— Start Data to use —
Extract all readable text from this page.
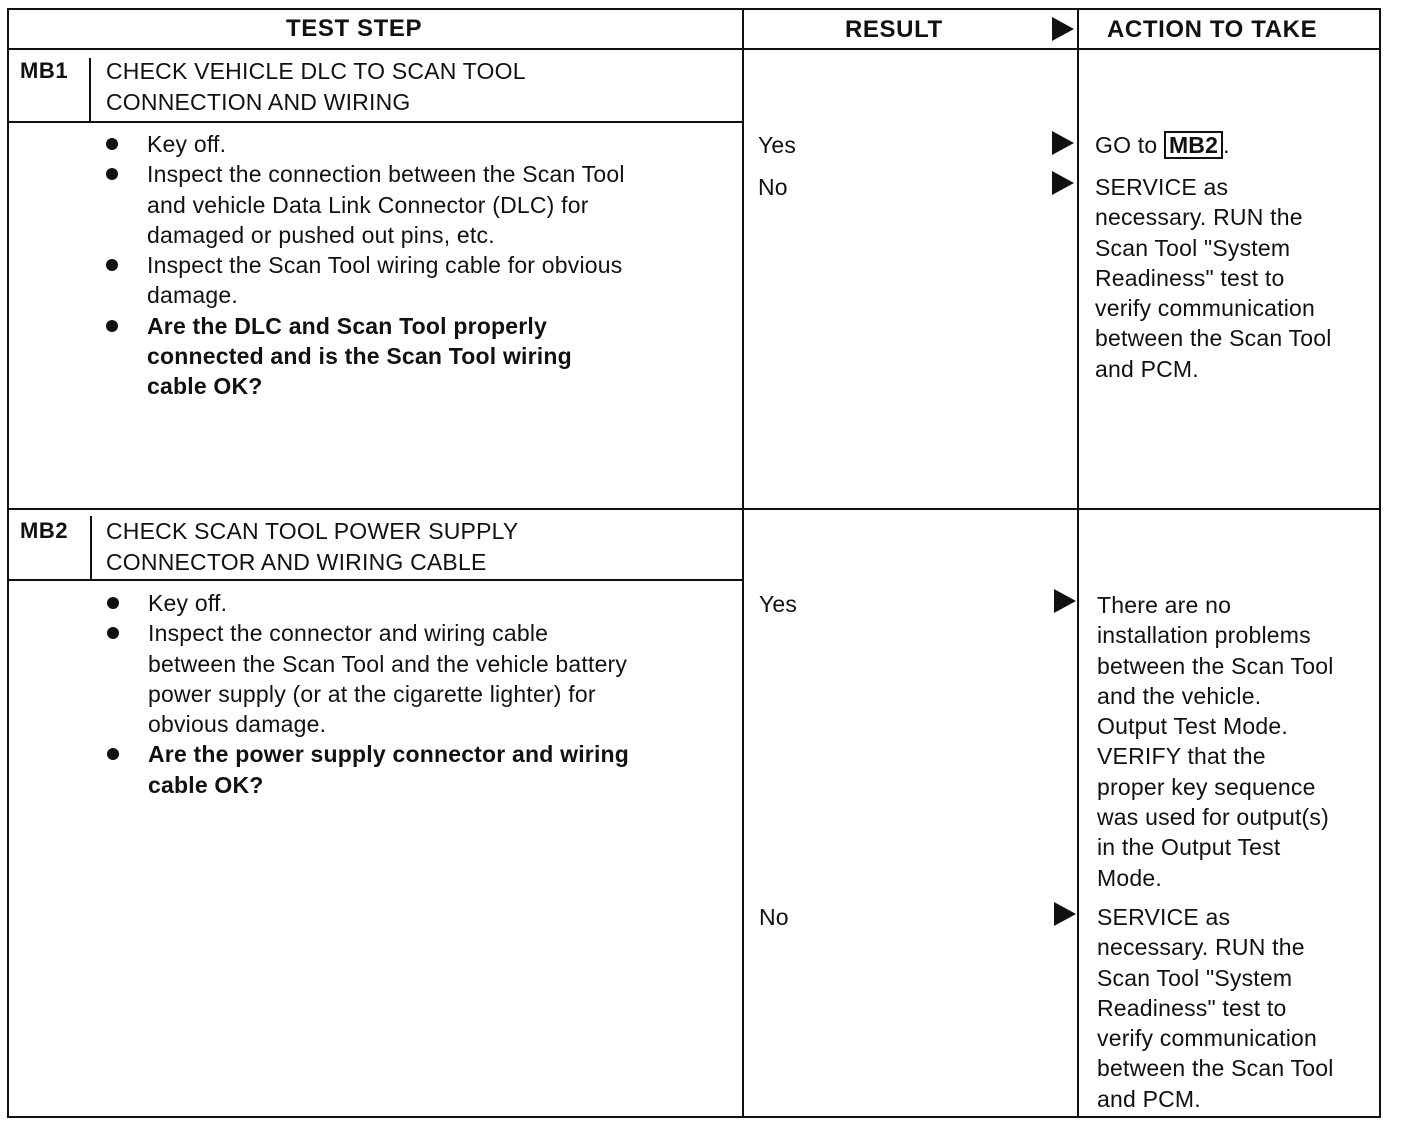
TEST STEP	RESULT	ACTION TO TAKE
MB1 CHECK VEHICLE DLC TO SCAN TOOL
CONNECTION AND WIRING
Key off.
Inspect the connection between the Scan Tool
and vehicle Data Link Connector (DLC) for
damaged or pushed out pins, etc.
Inspect the Scan Tool wiring cable for obvious
damage.
Are the DLC and Scan Tool properly
connected and is the Scan Tool wiring
cable OK?
Yes	GO to MB2 .
No	SERVICE as
necessary. RUN the
Scan Tool "System
Readiness" test to
verify communication
between the Scan Tool
and PCM.
MB2 CHECK SCAN TOOL POWER SUPPLY
CONNECTOR AND WIRING CABLE
Key off.
Inspect the connector and wiring cable
between the Scan Tool and the vehicle battery
power supply (or at the cigarette lighter) for
obvious damage.
Are the power supply connector and wiring
cable OK?
Yes	There are no
installation problems
between the Scan Tool
and the vehicle.
Output Test Mode.
VERIFY that the
proper key sequence
was used for output(s)
in the Output Test
Mode.
No	SERVICE as
necessary. RUN the
Scan Tool "System
Readiness" test to
verify communication
between the Scan Tool
and PCM.
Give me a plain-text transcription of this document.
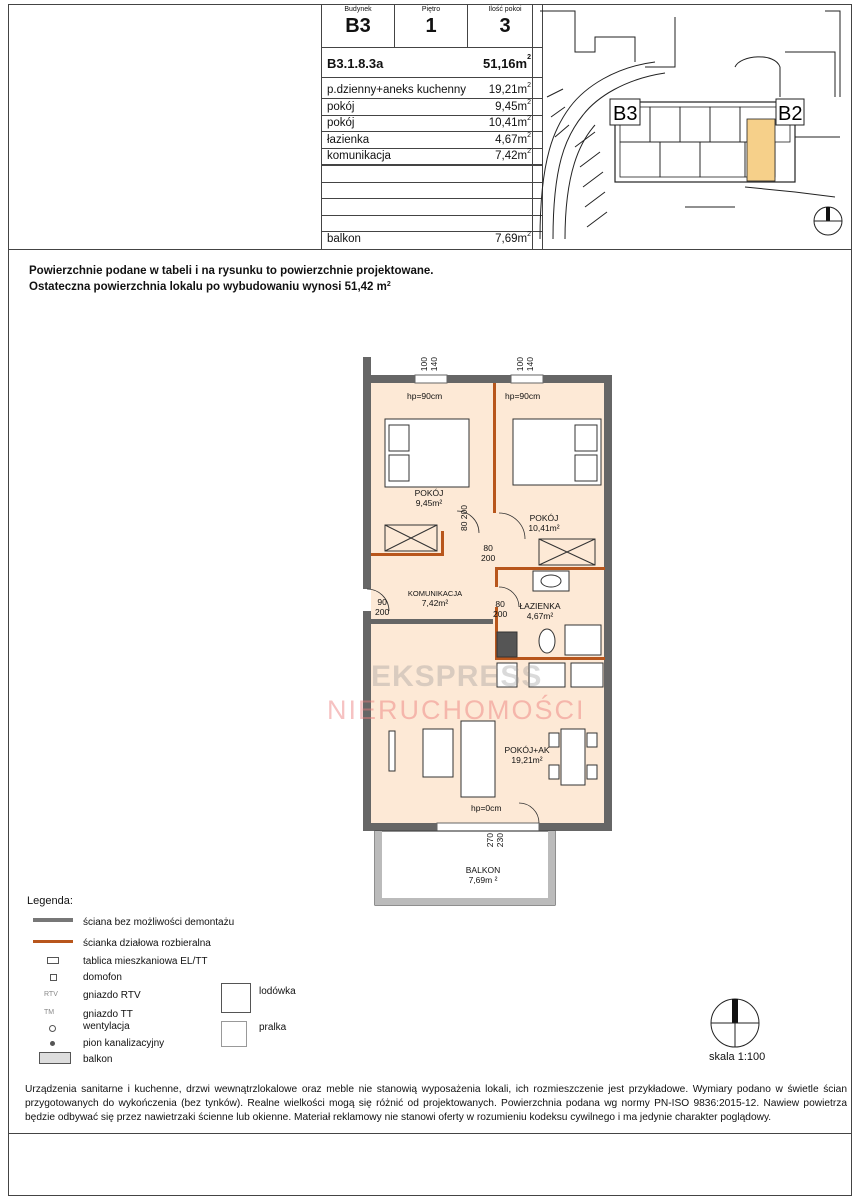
Budynek
B3
Piętro
1
Ilość pokoi
3
B3.1.8.3a	$51,16m^2$
p.dzienny+aneks kuchenny $19,21m^2$
pokój	$9,45m^2$
pokój	$10,41m^2$
łazienka	$4,67m^2$
komunikacja	$7,42m^2$
balkon	$7,69m^2$
B3	B2
Powierzchnie podane w tabeli i na rysunku to powierzchnie projektowane.
Ostateczna powierzchnia lokalu po wybudowaniu wynosi 51,42 $m^2$
100
140	100
140
hp=90cm	hp=90cm
POKÓJ
9,45m²
POKÓJ
10,41m²
KOMUNIKACJA
7,42m²	ŁAZIENKA
4,67m²
POKÓJ+AK
19,21m²
BALKON
7,69m ²
80 200
80
200
80
200
90
200
hp=0cm
270
230
EKSPRESS
NIERUCHOMOŚCI
Legenda:
RTV
TM
ściana bez możliwości demontażu
ścianka działowa rozbieralna
tablica mieszkaniowa EL/TT
domofon
gniazdo RTV
gniazdo TT
wentylacja
pion kanalizacyjny
balkon
lodówka
pralka
skala 1:100
Urządzenia sanitarne i kuchenne, drzwi wewnątrzlokalowe oraz meble nie stanowią wyposażenia lokali, ich rozmieszczenie jest przykładowe. Wymiary podano w świetle ścian przygotowanych do wykończenia (bez tynków). Realne wielkości mogą się różnić od projektowanych. Powierzchnia podana wg normy PN-ISO 9836:2015-12. Nawiew powietrza będzie odbywać się przez nawietrzaki ścienne lub okienne. Materiał reklamowy nie stanowi oferty w rozumieniu kodeksu cywilnego i ma jedynie charakter poglądowy.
— End Data to use —
> Stated exercise:
Pictures are to be left out; repeat all the remaining data exactly.

> Solution for this exercise:
Extract all readable text from this page.
TEST STEP	RESULT	ACTION TO TAKE
MB1 CHECK VEHICLE DLC TO SCAN TOOL
CONNECTION AND WIRING
Key off.
Inspect the connection between the Scan Tool
and vehicle Data Link Connector (DLC) for
damaged or pushed out pins, etc.
Inspect the Scan Tool wiring cable for obvious
damage.
Are the DLC and Scan Tool properly
connected and is the Scan Tool wiring
cable OK?
Yes	GO to MB2 .
No	SERVICE as
necessary. RUN the
Scan Tool "System
Readiness" test to
verify communication
between the Scan Tool
and PCM.
MB2 CHECK SCAN TOOL POWER SUPPLY
CONNECTOR AND WIRING CABLE
Key off.
Inspect the connector and wiring cable
between the Scan Tool and the vehicle battery
power supply (or at the cigarette lighter) for
obvious damage.
Are the power supply connector and wiring
cable OK?
Yes	There are no
installation problems
between the Scan Tool
and the vehicle.
Output Test Mode.
VERIFY that the
proper key sequence
was used for output(s)
in the Output Test
Mode.
No	SERVICE as
necessary. RUN the
Scan Tool "System
Readiness" test to
verify communication
between the Scan Tool
and PCM.
Give me a plain-text transcription of this document.
Budynek
B3
Piętro
1
Ilość pokoi
3
B3.1.8.3a	$51,16m^2$
p.dzienny+aneks kuchenny $19,21m^2$
pokój	$9,45m^2$
pokój	$10,41m^2$
łazienka	$4,67m^2$
komunikacja	$7,42m^2$
balkon	$7,69m^2$
B3	B2
Powierzchnie podane w tabeli i na rysunku to powierzchnie projektowane.
Ostateczna powierzchnia lokalu po wybudowaniu wynosi 51,42 $m^2$
100
140	100
140
hp=90cm	hp=90cm
POKÓJ
9,45m²
POKÓJ
10,41m²
KOMUNIKACJA
7,42m²	ŁAZIENKA
4,67m²
POKÓJ+AK
19,21m²
BALKON
7,69m ²
80 200
80
200
80
200
90
200
hp=0cm
270
230
EKSPRESS
NIERUCHOMOŚCI
Legenda:
RTV
TM
ściana bez możliwości demontażu
ścianka działowa rozbieralna
tablica mieszkaniowa EL/TT
domofon
gniazdo RTV
gniazdo TT
wentylacja
pion kanalizacyjny
balkon
lodówka
pralka
skala 1:100
Urządzenia sanitarne i kuchenne, drzwi wewnątrzlokalowe oraz meble nie stanowią wyposażenia lokali, ich rozmieszczenie jest przykładowe. Wymiary podano w świetle ścian przygotowanych do wykończenia (bez tynków). Realne wielkości mogą się różnić od projektowanych. Powierzchnia podana wg normy PN-ISO 9836:2015-12. Nawiew powietrza będzie odbywać się przez nawietrzaki ścienne lub okienne. Materiał reklamowy nie stanowi oferty w rozumieniu kodeksu cywilnego i ma jedynie charakter poglądowy.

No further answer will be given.